-- WHAT NEEDS TO BE DONE --
Keep the images out and copy every entry below exactly.

-- EXERCISE INPUT --
________

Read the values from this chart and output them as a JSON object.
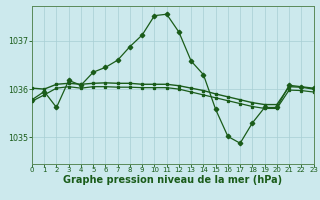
{
  "background_color": "#cce9ed",
  "grid_color": "#a8ced4",
  "line_color": "#1a5c1a",
  "xlabel": "Graphe pression niveau de la mer (hPa)",
  "xlabel_fontsize": 7.0,
  "xlim": [
    0,
    23
  ],
  "ylim": [
    1034.45,
    1037.72
  ],
  "yticks": [
    1035,
    1036,
    1037
  ],
  "xticks": [
    0,
    1,
    2,
    3,
    4,
    5,
    6,
    7,
    8,
    9,
    10,
    11,
    12,
    13,
    14,
    15,
    16,
    17,
    18,
    19,
    20,
    21,
    22,
    23
  ],
  "curve_main_x": [
    0,
    1,
    2,
    3,
    4,
    5,
    6,
    7,
    8,
    9,
    10,
    11,
    12,
    13,
    14,
    15,
    16,
    17,
    18,
    19,
    20,
    21,
    22,
    23
  ],
  "curve_main_y": [
    1035.78,
    1035.95,
    1035.62,
    1036.18,
    1036.08,
    1036.35,
    1036.45,
    1036.6,
    1036.88,
    1037.12,
    1037.52,
    1037.55,
    1037.18,
    1036.58,
    1036.3,
    1035.58,
    1035.02,
    1034.88,
    1035.3,
    1035.62,
    1035.62,
    1036.08,
    1036.05,
    1036.02
  ],
  "curve_upper_x": [
    0,
    1,
    2,
    3,
    4,
    5,
    6,
    7,
    8,
    9,
    10,
    11,
    12,
    13,
    14,
    15,
    16,
    17,
    18,
    19,
    20,
    21,
    22,
    23
  ],
  "curve_upper_y": [
    1036.02,
    1036.0,
    1036.1,
    1036.12,
    1036.1,
    1036.12,
    1036.13,
    1036.12,
    1036.12,
    1036.1,
    1036.1,
    1036.1,
    1036.07,
    1036.02,
    1035.97,
    1035.9,
    1035.84,
    1035.78,
    1035.72,
    1035.68,
    1035.68,
    1036.05,
    1036.04,
    1036.0
  ],
  "curve_lower_x": [
    0,
    1,
    2,
    3,
    4,
    5,
    6,
    7,
    8,
    9,
    10,
    11,
    12,
    13,
    14,
    15,
    16,
    17,
    18,
    19,
    20,
    21,
    22,
    23
  ],
  "curve_lower_y": [
    1035.75,
    1035.88,
    1036.02,
    1036.05,
    1036.02,
    1036.05,
    1036.05,
    1036.04,
    1036.04,
    1036.03,
    1036.03,
    1036.03,
    1036.0,
    1035.94,
    1035.88,
    1035.82,
    1035.76,
    1035.7,
    1035.64,
    1035.6,
    1035.6,
    1035.98,
    1035.97,
    1035.94
  ]
}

________

-- SOLVED PROBLEM --
Read the values from this chart and output them as a JSON object.
{
  "background_color": "#cce9ed",
  "grid_color": "#a8ced4",
  "line_color": "#1a5c1a",
  "xlabel": "Graphe pression niveau de la mer (hPa)",
  "xlabel_fontsize": 7.0,
  "xlim": [
    0,
    23
  ],
  "ylim": [
    1034.45,
    1037.72
  ],
  "yticks": [
    1035,
    1036,
    1037
  ],
  "xticks": [
    0,
    1,
    2,
    3,
    4,
    5,
    6,
    7,
    8,
    9,
    10,
    11,
    12,
    13,
    14,
    15,
    16,
    17,
    18,
    19,
    20,
    21,
    22,
    23
  ],
  "curve_main_x": [
    0,
    1,
    2,
    3,
    4,
    5,
    6,
    7,
    8,
    9,
    10,
    11,
    12,
    13,
    14,
    15,
    16,
    17,
    18,
    19,
    20,
    21,
    22,
    23
  ],
  "curve_main_y": [
    1035.78,
    1035.95,
    1035.62,
    1036.18,
    1036.08,
    1036.35,
    1036.45,
    1036.6,
    1036.88,
    1037.12,
    1037.52,
    1037.55,
    1037.18,
    1036.58,
    1036.3,
    1035.58,
    1035.02,
    1034.88,
    1035.3,
    1035.62,
    1035.62,
    1036.08,
    1036.05,
    1036.02
  ],
  "curve_upper_x": [
    0,
    1,
    2,
    3,
    4,
    5,
    6,
    7,
    8,
    9,
    10,
    11,
    12,
    13,
    14,
    15,
    16,
    17,
    18,
    19,
    20,
    21,
    22,
    23
  ],
  "curve_upper_y": [
    1036.02,
    1036.0,
    1036.1,
    1036.12,
    1036.1,
    1036.12,
    1036.13,
    1036.12,
    1036.12,
    1036.1,
    1036.1,
    1036.1,
    1036.07,
    1036.02,
    1035.97,
    1035.9,
    1035.84,
    1035.78,
    1035.72,
    1035.68,
    1035.68,
    1036.05,
    1036.04,
    1036.0
  ],
  "curve_lower_x": [
    0,
    1,
    2,
    3,
    4,
    5,
    6,
    7,
    8,
    9,
    10,
    11,
    12,
    13,
    14,
    15,
    16,
    17,
    18,
    19,
    20,
    21,
    22,
    23
  ],
  "curve_lower_y": [
    1035.75,
    1035.88,
    1036.02,
    1036.05,
    1036.02,
    1036.05,
    1036.05,
    1036.04,
    1036.04,
    1036.03,
    1036.03,
    1036.03,
    1036.0,
    1035.94,
    1035.88,
    1035.82,
    1035.76,
    1035.7,
    1035.64,
    1035.6,
    1035.6,
    1035.98,
    1035.97,
    1035.94
  ]
}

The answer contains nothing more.